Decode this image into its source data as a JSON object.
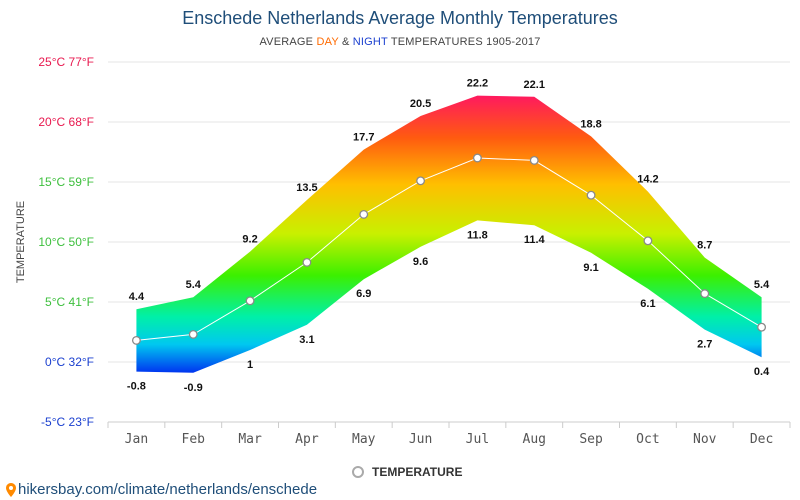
{
  "header": {
    "title": "Enschede Netherlands Average Monthly Temperatures",
    "subtitle_prefix": "AVERAGE ",
    "subtitle_day": "DAY",
    "subtitle_amp": " & ",
    "subtitle_night": "NIGHT",
    "subtitle_suffix": " TEMPERATURES 1905-2017"
  },
  "legend": {
    "label": "TEMPERATURE"
  },
  "footer": {
    "link": "hikersbay.com/climate/netherlands/enschede"
  },
  "chart_data": {
    "type": "area",
    "title": "Enschede Netherlands Average Monthly Temperatures",
    "ylabel": "TEMPERATURE",
    "ylim": [
      -5,
      25
    ],
    "grid": true,
    "legend_position": "bottom",
    "y_ticks": [
      {
        "value": 25,
        "label": "25°C 77°F",
        "color": "#e8194f"
      },
      {
        "value": 20,
        "label": "20°C 68°F",
        "color": "#e8194f"
      },
      {
        "value": 15,
        "label": "15°C 59°F",
        "color": "#3dbf3d"
      },
      {
        "value": 10,
        "label": "10°C 50°F",
        "color": "#3dbf3d"
      },
      {
        "value": 5,
        "label": "5°C 41°F",
        "color": "#3dbf3d"
      },
      {
        "value": 0,
        "label": "0°C 32°F",
        "color": "#1a3fcf"
      },
      {
        "value": -5,
        "label": "-5°C 23°F",
        "color": "#1a3fcf"
      }
    ],
    "categories": [
      "Jan",
      "Feb",
      "Mar",
      "Apr",
      "May",
      "Jun",
      "Jul",
      "Aug",
      "Sep",
      "Oct",
      "Nov",
      "Dec"
    ],
    "series": [
      {
        "name": "DAY",
        "values": [
          4.4,
          5.4,
          9.2,
          13.5,
          17.7,
          20.5,
          22.2,
          22.1,
          18.8,
          14.2,
          8.7,
          5.4
        ]
      },
      {
        "name": "NIGHT",
        "values": [
          -0.8,
          -0.9,
          1,
          3.1,
          6.9,
          9.6,
          11.8,
          11.4,
          9.1,
          6.1,
          2.7,
          0.4
        ]
      },
      {
        "name": "TEMPERATURE",
        "values": [
          1.8,
          2.3,
          5.1,
          8.3,
          12.3,
          15.1,
          17.0,
          16.8,
          13.9,
          10.1,
          5.7,
          2.9
        ]
      }
    ]
  }
}
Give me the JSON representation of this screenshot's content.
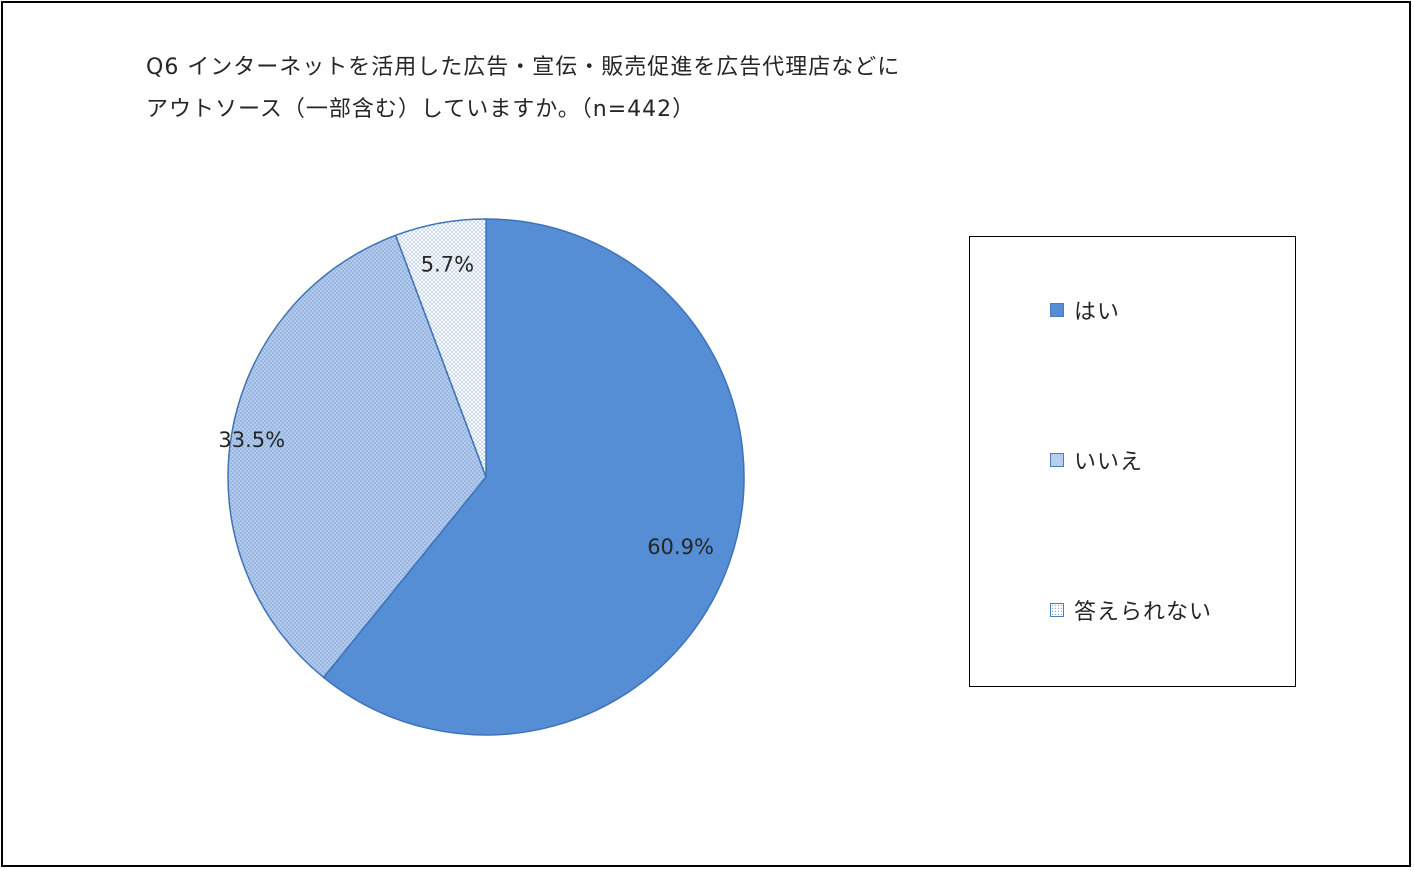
{
  "chart_data": {
    "type": "pie",
    "title_lines": [
      "Q6 インターネットを活用した広告・宣伝・販売促進を広告代理店などに",
      "アウトソース（一部含む）していますか。（n=442）"
    ],
    "categories": [
      "はい",
      "いいえ",
      "答えられない"
    ],
    "values": [
      60.9,
      33.5,
      5.7
    ],
    "labels": [
      "60.9%",
      "33.5%",
      "5.7%"
    ],
    "colors": [
      "#558ed5",
      "#a9c4e8",
      "#e6eef8"
    ],
    "patterns": [
      "solid",
      "fine-crosshatch",
      "dots"
    ],
    "legend_position": "right"
  }
}
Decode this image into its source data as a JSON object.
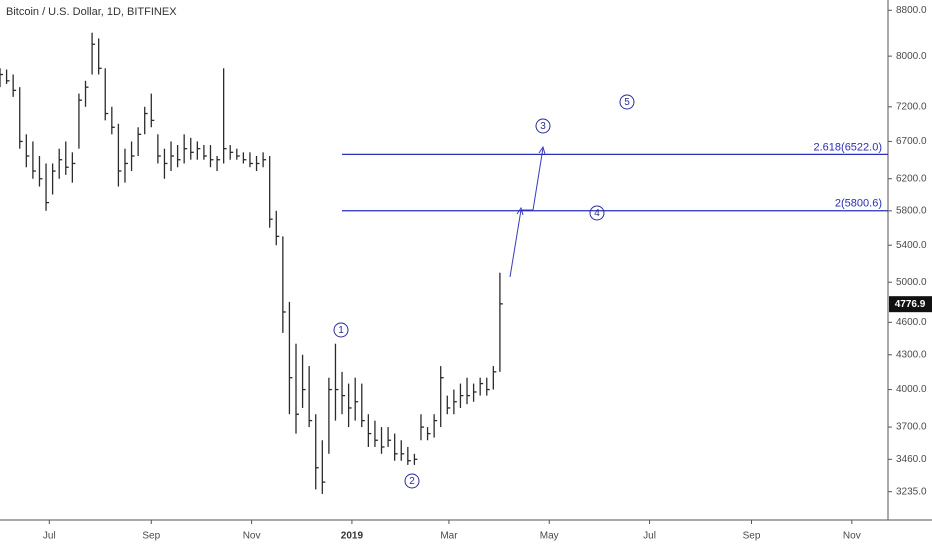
{
  "chart_data": {
    "type": "ohlc",
    "title": "Bitcoin / U.S. Dollar, 1D, BITFINEX",
    "color": "#2b2b2b",
    "log_scale": true,
    "x": [
      0,
      4,
      8,
      12,
      16,
      20,
      24,
      28,
      32,
      36,
      40,
      44,
      48,
      52,
      56,
      60,
      64,
      68,
      72,
      76,
      80,
      84,
      88,
      92,
      96,
      100,
      104,
      108,
      112,
      116,
      120,
      124,
      128,
      132,
      136,
      140,
      144,
      148,
      152,
      156,
      160,
      164,
      168,
      172,
      176,
      180,
      184,
      188,
      192,
      196,
      200,
      204,
      208,
      212,
      216,
      220,
      224,
      228,
      232,
      236,
      240,
      244,
      248,
      252,
      256,
      260,
      264,
      268,
      272,
      276,
      280,
      284,
      288,
      292,
      296,
      300,
      304
    ],
    "high": [
      7800,
      7780,
      7700,
      7500,
      6800,
      6700,
      6500,
      6400,
      6400,
      6600,
      6700,
      6550,
      7400,
      7600,
      8400,
      8300,
      7800,
      7200,
      6950,
      6600,
      6700,
      6900,
      7200,
      7400,
      6800,
      6600,
      6700,
      6650,
      6800,
      6750,
      6700,
      6650,
      6650,
      6500,
      7800,
      6650,
      6600,
      6550,
      6550,
      6500,
      6550,
      6500,
      5800,
      5500,
      4800,
      4400,
      4300,
      4200,
      3800,
      3600,
      4100,
      4400,
      4150,
      4050,
      4100,
      4050,
      3800,
      3750,
      3700,
      3700,
      3650,
      3600,
      3550,
      3500,
      3800,
      3700,
      3800,
      4200,
      3950,
      4000,
      4050,
      4100,
      4050,
      4100,
      4100,
      4200,
      5100
    ],
    "low": [
      7500,
      7550,
      7350,
      6600,
      6350,
      6200,
      6100,
      5800,
      6000,
      6200,
      6250,
      6150,
      6600,
      7200,
      7700,
      7700,
      7000,
      6800,
      6100,
      6150,
      6300,
      6500,
      6800,
      6900,
      6400,
      6200,
      6300,
      6350,
      6400,
      6450,
      6450,
      6450,
      6350,
      6300,
      6400,
      6450,
      6450,
      6400,
      6350,
      6300,
      6350,
      5600,
      5400,
      4500,
      3800,
      3650,
      3850,
      3700,
      3250,
      3220,
      3500,
      3750,
      3800,
      3700,
      3750,
      3700,
      3550,
      3550,
      3500,
      3550,
      3450,
      3450,
      3420,
      3420,
      3600,
      3600,
      3620,
      3700,
      3800,
      3800,
      3850,
      3880,
      3900,
      3950,
      3950,
      4000,
      4150
    ],
    "close": [
      7700,
      7600,
      7450,
      6700,
      6500,
      6300,
      6200,
      5900,
      6300,
      6450,
      6350,
      6400,
      7300,
      7500,
      8200,
      7800,
      7100,
      6900,
      6300,
      6400,
      6500,
      6800,
      7100,
      7000,
      6500,
      6400,
      6500,
      6450,
      6600,
      6550,
      6600,
      6500,
      6450,
      6450,
      6600,
      6550,
      6500,
      6450,
      6400,
      6400,
      6450,
      5700,
      5500,
      4700,
      4100,
      3800,
      4000,
      3750,
      3400,
      3300,
      4000,
      4000,
      3950,
      3850,
      3900,
      3750,
      3650,
      3600,
      3550,
      3600,
      3500,
      3500,
      3450,
      3460,
      3700,
      3650,
      3750,
      4100,
      3850,
      3900,
      3950,
      3950,
      3980,
      4050,
      4000,
      4150,
      4780
    ],
    "last_price": {
      "value": 4776.9,
      "label": "4776.9"
    },
    "xlim": [
      0,
      540
    ],
    "xticks": [
      {
        "value": 30,
        "label": "Jul"
      },
      {
        "value": 92,
        "label": "Sep"
      },
      {
        "value": 153,
        "label": "Nov"
      },
      {
        "value": 214,
        "label": "2019"
      },
      {
        "value": 273,
        "label": "Mar"
      },
      {
        "value": 334,
        "label": "May"
      },
      {
        "value": 395,
        "label": "Jul"
      },
      {
        "value": 457,
        "label": "Sep"
      },
      {
        "value": 518,
        "label": "Nov"
      }
    ],
    "ylim": [
      3050,
      8990
    ],
    "yticks": [
      {
        "value": 3235,
        "label": "3235.0"
      },
      {
        "value": 3460,
        "label": "3460.0"
      },
      {
        "value": 3700,
        "label": "3700.0"
      },
      {
        "value": 4000,
        "label": "4000.0"
      },
      {
        "value": 4300,
        "label": "4300.0"
      },
      {
        "value": 4600,
        "label": "4600.0"
      },
      {
        "value": 5000,
        "label": "5000.0"
      },
      {
        "value": 5400,
        "label": "5400.0"
      },
      {
        "value": 5800,
        "label": "5800.0"
      },
      {
        "value": 6200,
        "label": "6200.0"
      },
      {
        "value": 6700,
        "label": "6700.0"
      },
      {
        "value": 7200,
        "label": "7200.0"
      },
      {
        "value": 8000,
        "label": "8000.0"
      },
      {
        "value": 8800,
        "label": "8800.0"
      }
    ],
    "levels": [
      {
        "value": 6522.0,
        "label": "2.618(6522.0)"
      },
      {
        "value": 5800.6,
        "label": "2(5800.6)"
      }
    ],
    "level_color": "#2a2eb8",
    "waves": [
      "1",
      "2",
      "3",
      "4",
      "5"
    ]
  }
}
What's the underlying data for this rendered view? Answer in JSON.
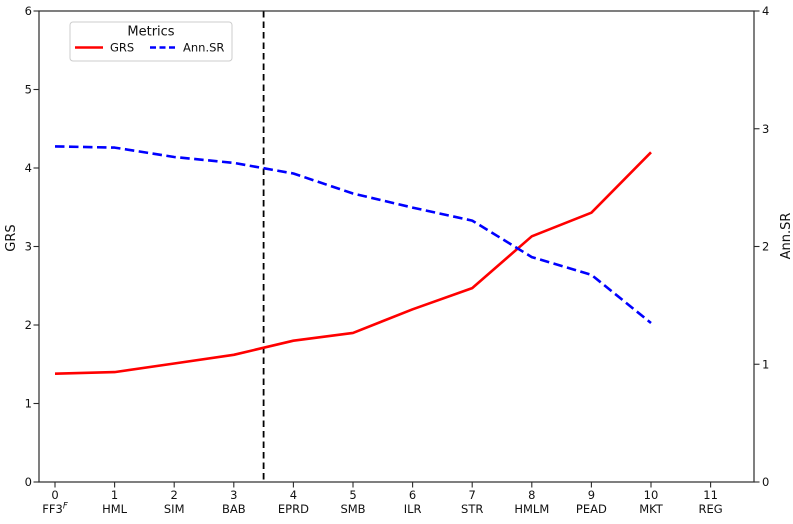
{
  "chart_data": {
    "type": "line",
    "title": "",
    "x_tick_labels": [
      "0",
      "1",
      "2",
      "3",
      "4",
      "5",
      "6",
      "7",
      "8",
      "9",
      "10",
      "11"
    ],
    "x_category_labels": [
      "FF3^F",
      "HML",
      "SIM",
      "BAB",
      "EPRD",
      "SMB",
      "ILR",
      "STR",
      "HMLM",
      "PEAD",
      "MKT",
      "REG"
    ],
    "x": [
      0,
      1,
      2,
      3,
      4,
      5,
      6,
      7,
      8,
      9,
      10
    ],
    "series": [
      {
        "name": "GRS",
        "yaxis": "left",
        "color": "#ff0000",
        "linestyle": "solid",
        "values": [
          1.38,
          1.4,
          1.51,
          1.62,
          1.8,
          1.9,
          2.2,
          2.47,
          3.13,
          3.43,
          4.2
        ]
      },
      {
        "name": "Ann.SR",
        "yaxis": "right",
        "color": "#0000ff",
        "linestyle": "dashed",
        "values": [
          2.85,
          2.84,
          2.76,
          2.71,
          2.62,
          2.45,
          2.33,
          2.22,
          1.91,
          1.76,
          1.35
        ]
      }
    ],
    "vline": {
      "x": 3.5,
      "color": "#000000",
      "linestyle": "dashed"
    },
    "ylabel_left": "GRS",
    "ylabel_right": "Ann.SR",
    "ylabel_left_color": "#ff0000",
    "ylabel_right_color": "#0000ff",
    "ylim_left": [
      0,
      6
    ],
    "ylim_right": [
      0,
      4
    ],
    "yticks_left": [
      "0",
      "1",
      "2",
      "3",
      "4",
      "5",
      "6"
    ],
    "yticks_right": [
      "0",
      "1",
      "2",
      "3",
      "4"
    ],
    "legend": {
      "title": "Metrics",
      "position": "upper-left",
      "entries": [
        "GRS",
        "Ann.SR"
      ]
    },
    "grid": false,
    "background": "#ffffff"
  }
}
++++++++
WHAT NEEDS TO BE DONE:
Using the records above, pull out each line where the word "type" occurs.

PROBLEM SOLUTION:
    "type": "area",
    "type": "pie",
    "type": "ohlc",
    "type": "line",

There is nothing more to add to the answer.